*Exercise goal*
Which lines contain the string "from"? Please list every one of them.

+++ Supplied data

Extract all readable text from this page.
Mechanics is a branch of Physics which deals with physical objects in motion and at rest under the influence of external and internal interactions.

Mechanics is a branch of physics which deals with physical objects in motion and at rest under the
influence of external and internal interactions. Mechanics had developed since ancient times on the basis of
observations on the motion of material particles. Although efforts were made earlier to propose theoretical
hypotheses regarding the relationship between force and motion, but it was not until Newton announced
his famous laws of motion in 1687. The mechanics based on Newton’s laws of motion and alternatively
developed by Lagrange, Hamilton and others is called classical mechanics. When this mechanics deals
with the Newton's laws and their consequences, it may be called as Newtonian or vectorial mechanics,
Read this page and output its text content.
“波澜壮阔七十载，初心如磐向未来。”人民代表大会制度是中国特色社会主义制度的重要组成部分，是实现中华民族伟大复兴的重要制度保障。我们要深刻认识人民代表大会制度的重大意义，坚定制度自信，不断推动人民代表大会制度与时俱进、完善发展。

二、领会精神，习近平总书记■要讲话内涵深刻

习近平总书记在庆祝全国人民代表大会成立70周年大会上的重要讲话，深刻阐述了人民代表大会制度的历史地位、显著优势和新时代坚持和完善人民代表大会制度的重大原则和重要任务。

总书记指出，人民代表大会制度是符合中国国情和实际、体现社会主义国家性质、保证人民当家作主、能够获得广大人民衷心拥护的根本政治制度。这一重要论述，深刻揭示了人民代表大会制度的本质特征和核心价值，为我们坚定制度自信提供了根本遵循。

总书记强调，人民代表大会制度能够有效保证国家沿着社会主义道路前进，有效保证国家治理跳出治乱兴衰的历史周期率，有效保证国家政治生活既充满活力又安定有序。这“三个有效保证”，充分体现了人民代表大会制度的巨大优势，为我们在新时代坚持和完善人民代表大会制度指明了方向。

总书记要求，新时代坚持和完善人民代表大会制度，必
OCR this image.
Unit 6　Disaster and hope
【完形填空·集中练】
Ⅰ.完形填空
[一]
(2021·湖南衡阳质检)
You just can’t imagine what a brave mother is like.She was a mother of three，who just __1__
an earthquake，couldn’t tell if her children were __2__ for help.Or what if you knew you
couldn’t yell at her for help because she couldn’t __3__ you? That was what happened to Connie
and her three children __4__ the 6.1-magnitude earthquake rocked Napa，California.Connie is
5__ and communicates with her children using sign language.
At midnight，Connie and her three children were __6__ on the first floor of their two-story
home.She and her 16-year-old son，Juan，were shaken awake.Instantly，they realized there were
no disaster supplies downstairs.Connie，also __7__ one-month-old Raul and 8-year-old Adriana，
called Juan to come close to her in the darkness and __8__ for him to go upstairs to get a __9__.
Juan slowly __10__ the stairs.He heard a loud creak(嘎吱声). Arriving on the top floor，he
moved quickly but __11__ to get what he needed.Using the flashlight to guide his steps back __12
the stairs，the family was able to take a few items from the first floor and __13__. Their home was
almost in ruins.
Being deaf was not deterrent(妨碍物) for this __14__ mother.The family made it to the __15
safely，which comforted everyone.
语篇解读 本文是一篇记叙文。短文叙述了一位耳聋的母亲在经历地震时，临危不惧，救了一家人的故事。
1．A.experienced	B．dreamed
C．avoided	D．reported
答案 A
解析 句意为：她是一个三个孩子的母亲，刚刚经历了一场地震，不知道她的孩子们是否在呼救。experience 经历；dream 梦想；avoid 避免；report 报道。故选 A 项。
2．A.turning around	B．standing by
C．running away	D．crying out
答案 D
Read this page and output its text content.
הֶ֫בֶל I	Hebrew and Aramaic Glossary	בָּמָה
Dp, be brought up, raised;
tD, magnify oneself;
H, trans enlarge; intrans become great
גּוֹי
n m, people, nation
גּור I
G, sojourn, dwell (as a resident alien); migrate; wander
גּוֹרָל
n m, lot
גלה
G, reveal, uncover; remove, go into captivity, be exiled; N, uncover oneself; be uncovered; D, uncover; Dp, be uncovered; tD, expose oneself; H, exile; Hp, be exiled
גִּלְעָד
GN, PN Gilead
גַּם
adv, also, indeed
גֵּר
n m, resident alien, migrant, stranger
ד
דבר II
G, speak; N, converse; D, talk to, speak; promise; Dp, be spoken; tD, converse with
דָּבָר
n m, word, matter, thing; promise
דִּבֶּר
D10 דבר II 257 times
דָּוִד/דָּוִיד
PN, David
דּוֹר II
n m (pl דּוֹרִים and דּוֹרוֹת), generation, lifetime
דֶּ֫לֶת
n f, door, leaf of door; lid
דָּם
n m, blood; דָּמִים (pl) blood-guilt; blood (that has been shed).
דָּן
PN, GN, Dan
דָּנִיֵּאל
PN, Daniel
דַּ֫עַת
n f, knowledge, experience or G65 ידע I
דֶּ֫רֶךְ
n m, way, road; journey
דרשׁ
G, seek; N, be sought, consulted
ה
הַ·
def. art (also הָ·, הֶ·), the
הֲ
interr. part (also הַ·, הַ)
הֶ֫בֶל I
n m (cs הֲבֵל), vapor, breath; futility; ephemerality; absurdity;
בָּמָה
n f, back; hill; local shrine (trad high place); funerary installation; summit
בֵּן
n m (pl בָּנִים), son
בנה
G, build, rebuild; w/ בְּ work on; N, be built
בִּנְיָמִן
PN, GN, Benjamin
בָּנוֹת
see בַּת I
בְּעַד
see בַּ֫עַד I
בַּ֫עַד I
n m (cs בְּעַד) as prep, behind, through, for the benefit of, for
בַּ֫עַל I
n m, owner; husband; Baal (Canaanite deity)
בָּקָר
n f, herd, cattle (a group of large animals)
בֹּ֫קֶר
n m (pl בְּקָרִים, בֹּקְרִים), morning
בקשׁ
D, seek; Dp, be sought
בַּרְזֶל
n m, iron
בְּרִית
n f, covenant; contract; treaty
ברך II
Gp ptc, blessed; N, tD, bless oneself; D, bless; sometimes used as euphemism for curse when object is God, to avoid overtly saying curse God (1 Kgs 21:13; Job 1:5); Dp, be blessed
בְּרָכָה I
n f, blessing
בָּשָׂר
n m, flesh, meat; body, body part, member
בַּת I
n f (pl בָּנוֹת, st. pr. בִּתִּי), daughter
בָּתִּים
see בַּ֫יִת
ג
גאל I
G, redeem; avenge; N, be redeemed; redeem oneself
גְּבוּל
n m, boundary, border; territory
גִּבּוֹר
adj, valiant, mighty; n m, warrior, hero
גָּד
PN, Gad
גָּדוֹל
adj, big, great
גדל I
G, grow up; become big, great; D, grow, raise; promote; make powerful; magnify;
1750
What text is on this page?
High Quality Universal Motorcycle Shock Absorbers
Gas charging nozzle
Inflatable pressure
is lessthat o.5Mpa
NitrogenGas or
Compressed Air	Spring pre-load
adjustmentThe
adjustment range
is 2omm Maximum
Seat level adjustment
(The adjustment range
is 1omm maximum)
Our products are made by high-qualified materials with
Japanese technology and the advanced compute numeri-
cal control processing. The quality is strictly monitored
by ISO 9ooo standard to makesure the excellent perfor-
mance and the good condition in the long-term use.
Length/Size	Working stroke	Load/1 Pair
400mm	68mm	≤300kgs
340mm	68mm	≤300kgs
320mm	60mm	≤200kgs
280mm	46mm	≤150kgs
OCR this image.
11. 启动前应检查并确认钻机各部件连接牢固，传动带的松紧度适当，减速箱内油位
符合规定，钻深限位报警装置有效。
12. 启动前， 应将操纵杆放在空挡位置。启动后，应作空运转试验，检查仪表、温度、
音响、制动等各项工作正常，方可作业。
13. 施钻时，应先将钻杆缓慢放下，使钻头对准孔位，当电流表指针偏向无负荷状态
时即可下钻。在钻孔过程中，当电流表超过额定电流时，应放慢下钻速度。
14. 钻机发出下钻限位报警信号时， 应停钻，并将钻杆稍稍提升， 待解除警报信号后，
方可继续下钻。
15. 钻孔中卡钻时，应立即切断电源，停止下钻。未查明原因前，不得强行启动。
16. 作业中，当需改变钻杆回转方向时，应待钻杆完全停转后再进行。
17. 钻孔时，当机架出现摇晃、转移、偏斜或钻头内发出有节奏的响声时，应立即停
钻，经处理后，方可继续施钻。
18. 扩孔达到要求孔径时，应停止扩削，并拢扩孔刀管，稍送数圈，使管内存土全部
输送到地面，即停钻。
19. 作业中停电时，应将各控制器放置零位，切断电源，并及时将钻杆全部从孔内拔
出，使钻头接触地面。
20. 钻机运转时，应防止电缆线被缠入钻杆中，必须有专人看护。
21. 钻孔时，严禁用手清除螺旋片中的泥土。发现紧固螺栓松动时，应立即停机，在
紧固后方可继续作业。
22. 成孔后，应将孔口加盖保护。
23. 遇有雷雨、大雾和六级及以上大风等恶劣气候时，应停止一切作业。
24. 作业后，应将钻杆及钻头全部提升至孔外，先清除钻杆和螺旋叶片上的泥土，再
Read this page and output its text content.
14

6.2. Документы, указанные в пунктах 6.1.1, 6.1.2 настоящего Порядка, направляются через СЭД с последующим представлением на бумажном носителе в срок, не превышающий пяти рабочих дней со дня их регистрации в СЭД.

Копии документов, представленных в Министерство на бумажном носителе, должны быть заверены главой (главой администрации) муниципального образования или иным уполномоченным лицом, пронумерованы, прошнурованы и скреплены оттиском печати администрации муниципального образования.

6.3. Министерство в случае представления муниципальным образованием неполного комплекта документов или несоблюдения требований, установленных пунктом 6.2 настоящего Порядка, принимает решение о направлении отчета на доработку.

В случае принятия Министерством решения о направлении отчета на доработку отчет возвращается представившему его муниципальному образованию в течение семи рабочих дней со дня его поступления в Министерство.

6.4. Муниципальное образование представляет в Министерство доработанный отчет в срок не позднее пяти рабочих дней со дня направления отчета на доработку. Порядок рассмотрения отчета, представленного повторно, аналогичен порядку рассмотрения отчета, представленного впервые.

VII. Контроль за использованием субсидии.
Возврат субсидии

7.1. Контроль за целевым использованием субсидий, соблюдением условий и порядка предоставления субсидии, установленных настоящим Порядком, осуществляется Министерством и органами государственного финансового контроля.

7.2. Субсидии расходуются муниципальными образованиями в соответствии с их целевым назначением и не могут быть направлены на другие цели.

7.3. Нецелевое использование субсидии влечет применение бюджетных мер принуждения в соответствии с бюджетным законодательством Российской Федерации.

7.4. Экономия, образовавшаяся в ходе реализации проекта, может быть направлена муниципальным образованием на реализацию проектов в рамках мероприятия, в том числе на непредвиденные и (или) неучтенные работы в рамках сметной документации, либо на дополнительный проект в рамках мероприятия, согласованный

++++++

*Full answer*
Extract all readable text from this page.
the stairs，the family was able to take a few items from the first floor and __13__. Their home was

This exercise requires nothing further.